**DO THIS:**
From the entries that follow, extract each line holding the string "produkt".

**RAW RECORDS:**

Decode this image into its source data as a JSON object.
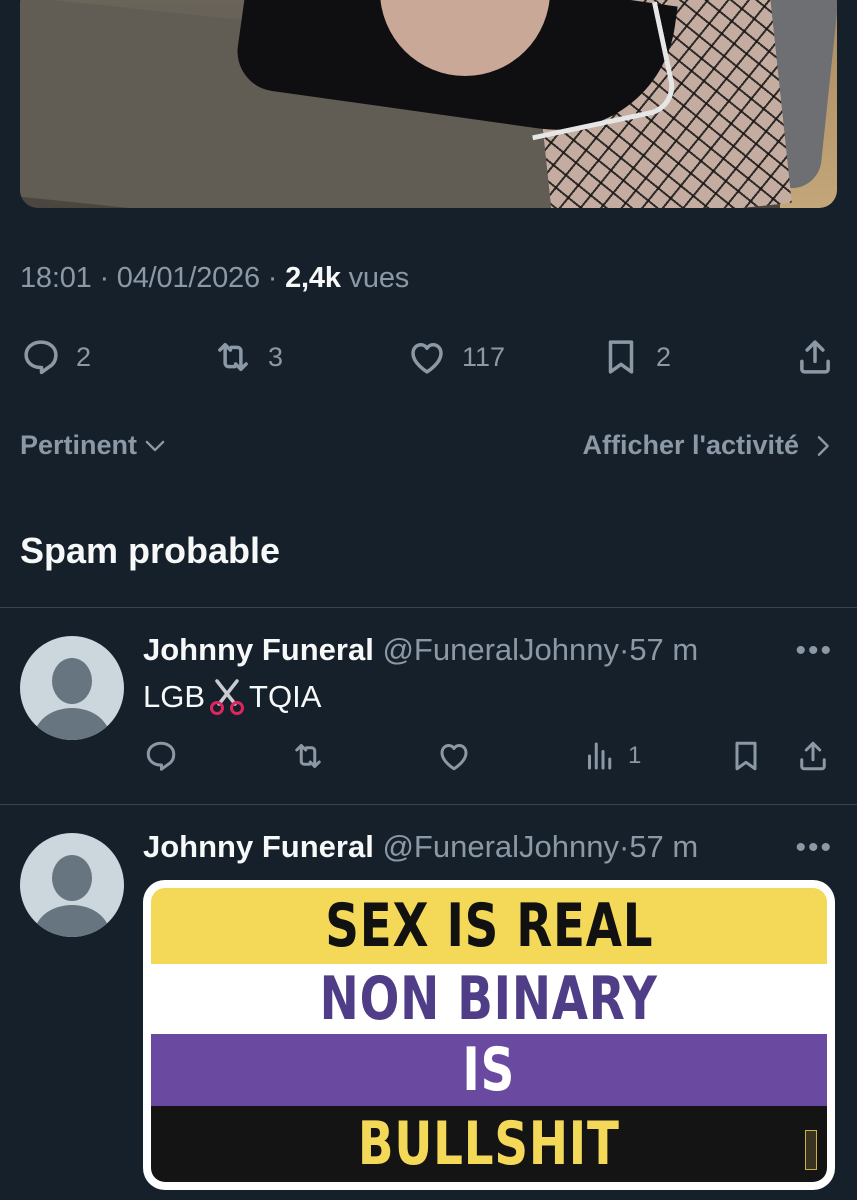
{
  "tweet": {
    "time": "18:01",
    "date": "04/01/2026",
    "views_count": "2,4k",
    "views_label": "vues",
    "separator": "·",
    "stats": {
      "replies": "2",
      "retweets": "3",
      "likes": "117",
      "bookmarks": "2"
    }
  },
  "sort": {
    "label": "Pertinent",
    "activity_label": "Afficher l'activité"
  },
  "section_title": "Spam probable",
  "replies": [
    {
      "name": "Johnny Funeral",
      "handle": "@FuneralJohnny",
      "time": "57 m",
      "separator": "·",
      "text_before": "LGB",
      "text_after": "TQIA",
      "views": "1"
    },
    {
      "name": "Johnny Funeral",
      "handle": "@FuneralJohnny",
      "time": "57 m",
      "separator": "·",
      "sticker_lines": [
        "SEX IS REAL",
        "NON BINARY",
        "IS",
        "BULLSHIT"
      ]
    }
  ],
  "colors": {
    "background": "#15202b",
    "muted": "#8b98a5",
    "text": "#f7f9f9",
    "divider": "#38444d",
    "flag_yellow": "#f3d957",
    "flag_purple": "#6a4aa0",
    "flag_black": "#141414",
    "flag_white": "#ffffff"
  },
  "icons": [
    "reply-icon",
    "retweet-icon",
    "like-icon",
    "bookmark-icon",
    "share-icon",
    "views-icon",
    "chevron-down-icon",
    "chevron-right-icon",
    "scissors-icon",
    "more-icon"
  ]
}
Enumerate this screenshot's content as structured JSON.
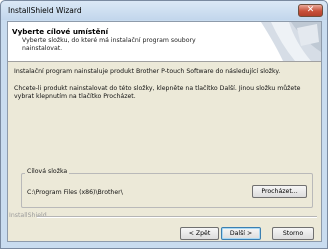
{
  "window": {
    "title": "InstallShield Wizard"
  },
  "header": {
    "title": "Vyberte cílové umístění",
    "subtitle": "Vyberte složku, do které má instalační program soubory nainstalovat."
  },
  "body": {
    "paragraph1": "Instalační program nainstaluje produkt Brother P-touch Software do následující složky.",
    "paragraph2": "Chcete-li produkt nainstalovat do této složky, klepněte na tlačítko Další. Jinou složku můžete vybrat klepnutím na tlačítko Procházet."
  },
  "destination": {
    "label": "Cílová složka",
    "path": "C:\\Program Files (x86)\\Brother\\",
    "browse_label": "Procházet..."
  },
  "footer": {
    "brand": "InstallShield",
    "back_label": "< Zpět",
    "next_label": "Další >",
    "cancel_label": "Storno"
  },
  "icons": {
    "close": "close-icon"
  },
  "colors": {
    "accent": "#3c7fb1",
    "close_button": "#c8503a"
  }
}
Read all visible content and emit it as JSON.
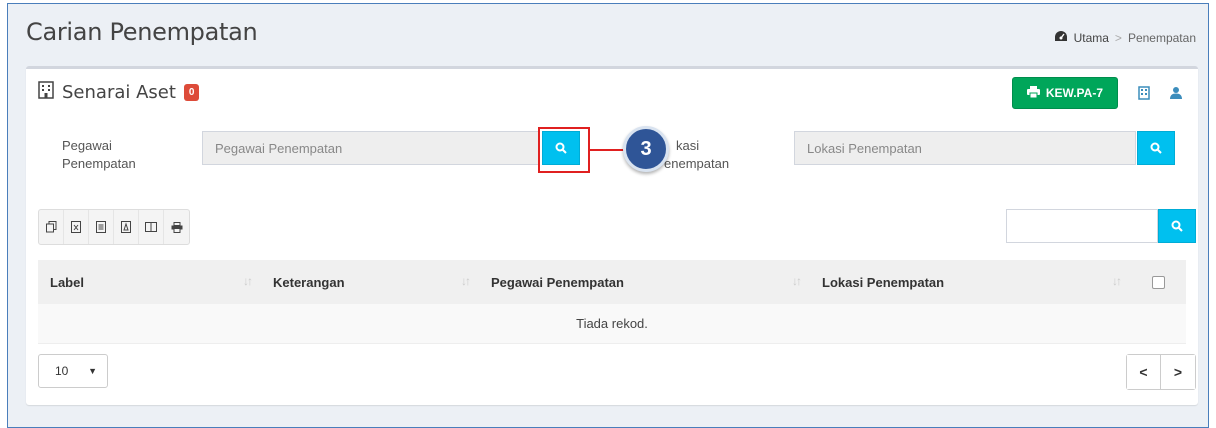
{
  "page": {
    "title": "Carian Penempatan"
  },
  "breadcrumb": {
    "home": "Utama",
    "separator": ">",
    "current": "Penempatan"
  },
  "panel": {
    "title": "Senarai Aset",
    "count_badge": "0",
    "print_button": "KEW.PA-7"
  },
  "filters": {
    "pegawai": {
      "label_line1": "Pegawai",
      "label_line2": "Penempatan",
      "placeholder": "Pegawai Penempatan"
    },
    "lokasi": {
      "label_line1": "kasi",
      "label_line2": "enempatan",
      "placeholder": "Lokasi Penempatan"
    }
  },
  "annotation": {
    "step_number": "3"
  },
  "toolbar": {
    "tools": [
      "copy-icon",
      "excel-icon",
      "csv-icon",
      "pdf-icon",
      "columns-icon",
      "print-icon"
    ]
  },
  "table": {
    "headers": [
      "Label",
      "Keterangan",
      "Pegawai Penempatan",
      "Lokasi Penempatan"
    ],
    "empty_text": "Tiada rekod."
  },
  "pagination": {
    "page_size": "10",
    "prev": "<",
    "next": ">"
  },
  "colors": {
    "accent": "#00c0ef",
    "success": "#00a65a",
    "danger": "#dd4b39",
    "step": "#2f5597",
    "highlight": "#e02020"
  }
}
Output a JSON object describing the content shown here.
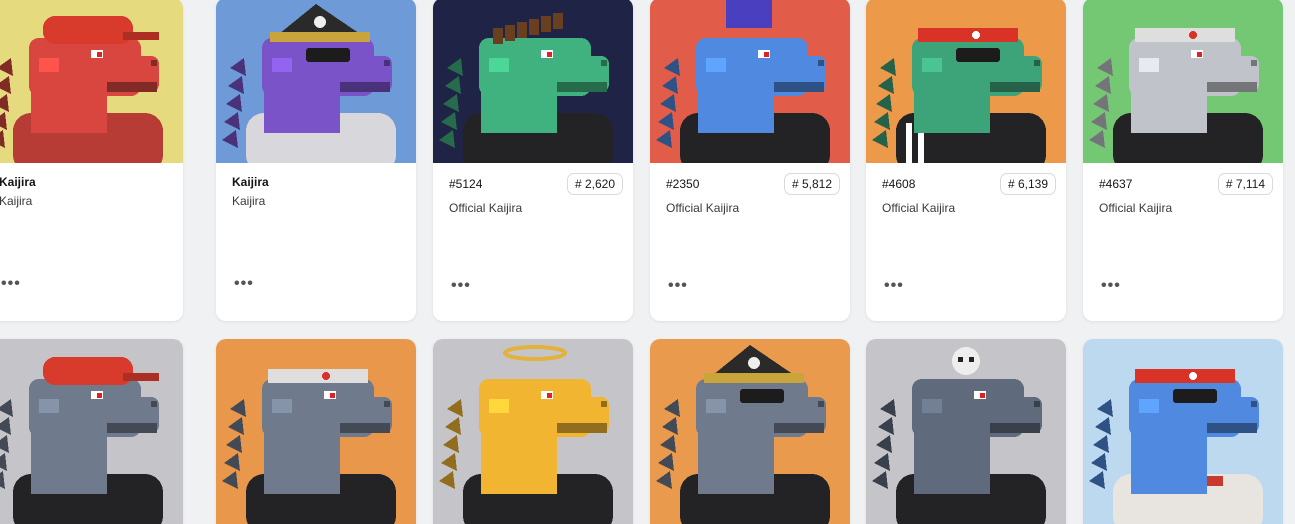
{
  "row1": [
    {
      "title": "Kaijira",
      "collection": "Kaijira",
      "bg": "#e5da7e",
      "body": "#d9463f",
      "hat": "cap",
      "hat_color": "#d83b2c",
      "top": "muscle"
    },
    {
      "title": "Kaijira",
      "collection": "Kaijira",
      "bg": "#6e9ad8",
      "body": "#7a53c9",
      "hat": "pirate",
      "hat_color": "#2a2a2a",
      "top": "robe"
    },
    {
      "id": "#5124",
      "rank": "# 2,620",
      "collection": "Official Kaijira",
      "bg": "#1f2447",
      "body": "#3fb27f",
      "hat": "none",
      "hat_color": "#6a3f20",
      "top": "hoodie"
    },
    {
      "id": "#2350",
      "rank": "# 5,812",
      "collection": "Official Kaijira",
      "bg": "#e15d49",
      "body": "#4f89e0",
      "hat": "crown",
      "hat_color": "#4a3fbf",
      "top": "hoodie"
    },
    {
      "id": "#4608",
      "rank": "# 6,139",
      "collection": "Official Kaijira",
      "bg": "#ec9a4a",
      "body": "#3da47a",
      "hat": "bandana",
      "hat_color": "#d93328",
      "top": "track"
    },
    {
      "id": "#4637",
      "rank": "# 7,114",
      "collection": "Official Kaijira",
      "bg": "#74c874",
      "body": "#c0c3c9",
      "hat": "bandana",
      "hat_color": "#dedede",
      "top": "hoodie"
    }
  ],
  "row2": [
    {
      "bg": "#c4c4c9",
      "body": "#6f7b8d",
      "hat": "cap",
      "hat_color": "#d83b2c",
      "top": "suit"
    },
    {
      "bg": "#e9974b",
      "body": "#6f7b8d",
      "hat": "bandana",
      "hat_color": "#dedede",
      "top": "hoodie"
    },
    {
      "bg": "#c4c4c9",
      "body": "#f2b531",
      "hat": "halo",
      "hat_color": "#e2b23a",
      "top": "hoodie"
    },
    {
      "bg": "#ea9a4c",
      "body": "#6f7b8d",
      "hat": "pirate",
      "hat_color": "#2a2a2a",
      "top": "hoodie"
    },
    {
      "bg": "#c4c4c9",
      "body": "#5f6b7d",
      "hat": "skull",
      "hat_color": "#eeeeee",
      "top": "hoodie"
    },
    {
      "bg": "#bcd9ef",
      "body": "#4f89e0",
      "hat": "bandana",
      "hat_color": "#d93328",
      "top": "scarf"
    }
  ],
  "more_label": "•••"
}
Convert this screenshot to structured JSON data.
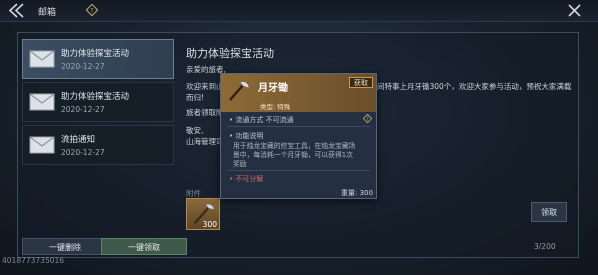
{
  "header": {
    "title": "邮箱"
  },
  "mail_list": [
    {
      "title": "助力体验探宝活动",
      "date": "2020-12-27",
      "active": true
    },
    {
      "title": "助力体验探宝活动",
      "date": "2020-12-27",
      "active": false
    },
    {
      "title": "流拍通知",
      "date": "2020-12-27",
      "active": false
    }
  ],
  "footer": {
    "delete_all_label": "一键删除",
    "claim_all_label": "一键领取",
    "count": "3/200",
    "uid": "4018773735016"
  },
  "mail": {
    "title": "助力体验探宝活动",
    "greeting": "亲爱的旅者,",
    "body_line1a": "欢迎来到山",
    "body_line1b": "而归!",
    "body_line1c": "间特事上月牙锄300个，欢迎大家参与活动，预祝大家满载",
    "body_line2": "旅者领取附",
    "body_line3": "敬安,",
    "body_line4": "山海管理司",
    "attachment_label": "附件",
    "attachment_qty": "300",
    "claim_label": "领取"
  },
  "tooltip": {
    "item_name": "月牙锄",
    "get_label": "获取",
    "type_line": "类型: 特殊",
    "flow_line": "• 流通方式   不可流通",
    "func_title": "• 功能说明",
    "func_desc_1": "用于烛龙宝藏的挖宝工具，在烛龙宝藏场",
    "func_desc_2": "景中，每消耗一个月牙锄，可以获得1次",
    "func_desc_3": "奖励",
    "no_split": "• 不可分解",
    "weight": "重量: 300"
  },
  "colors": {
    "accent_gold": "#8d6a37",
    "claim_green": "#3e5a4a",
    "warn_red": "#d36a6a"
  }
}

**RESPONSE TO THE EXERCISE:**
    "paragraph1": "Instalační program nainstaluje produkt Brother P-touch Software do následující složky.",
    "paragraph2": "Chcete-li produkt nainstalovat do této složky, klepněte na tlačítko Další. Jinou složku můžete vybrat klepnutím na tlačítko Procházet."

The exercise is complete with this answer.